***** DATASET ENTRIES
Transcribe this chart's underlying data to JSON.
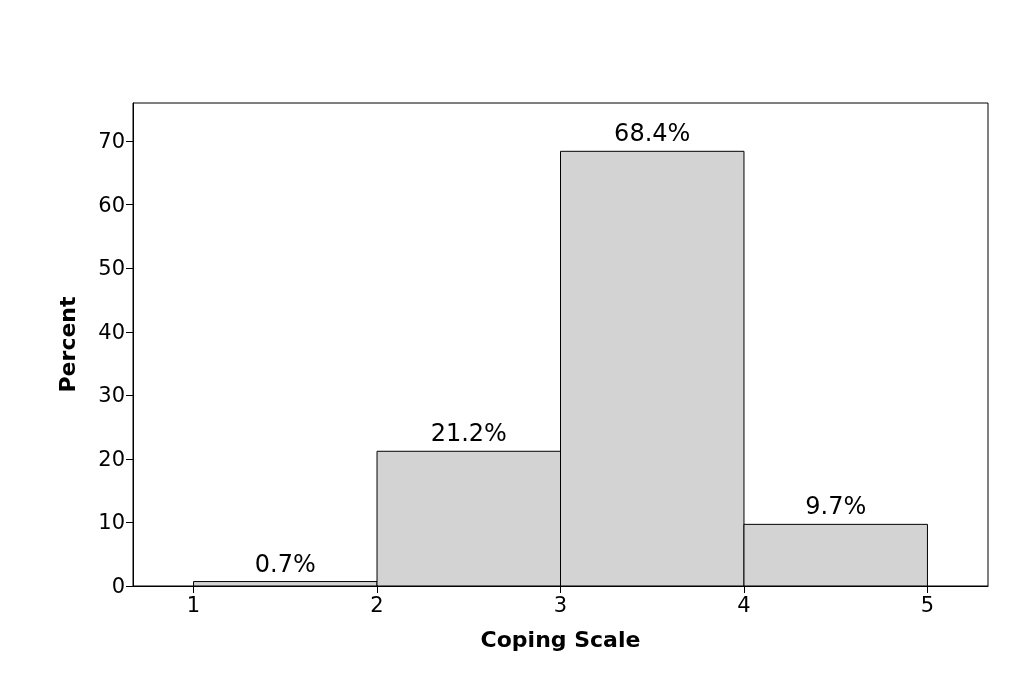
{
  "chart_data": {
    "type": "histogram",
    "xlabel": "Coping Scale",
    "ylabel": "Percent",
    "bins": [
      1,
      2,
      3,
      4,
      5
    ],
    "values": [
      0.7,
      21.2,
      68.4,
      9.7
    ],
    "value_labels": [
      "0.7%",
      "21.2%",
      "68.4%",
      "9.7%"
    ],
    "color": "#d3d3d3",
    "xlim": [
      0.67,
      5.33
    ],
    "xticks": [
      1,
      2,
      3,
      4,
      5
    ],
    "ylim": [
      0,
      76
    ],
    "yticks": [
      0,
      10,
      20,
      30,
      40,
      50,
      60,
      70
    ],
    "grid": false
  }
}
**********
YOUR TASK
Using the data above, print every line exactly, omitting pictures.

SOLUTION FOR THIS TASK
Transcribe this chart's underlying data to JSON.
{
  "chart_data": {
    "type": "histogram",
    "xlabel": "Coping Scale",
    "ylabel": "Percent",
    "bins": [
      1,
      2,
      3,
      4,
      5
    ],
    "values": [
      0.7,
      21.2,
      68.4,
      9.7
    ],
    "value_labels": [
      "0.7%",
      "21.2%",
      "68.4%",
      "9.7%"
    ],
    "color": "#d3d3d3",
    "xlim": [
      0.67,
      5.33
    ],
    "xticks": [
      1,
      2,
      3,
      4,
      5
    ],
    "ylim": [
      0,
      76
    ],
    "yticks": [
      0,
      10,
      20,
      30,
      40,
      50,
      60,
      70
    ],
    "grid": false
  }
}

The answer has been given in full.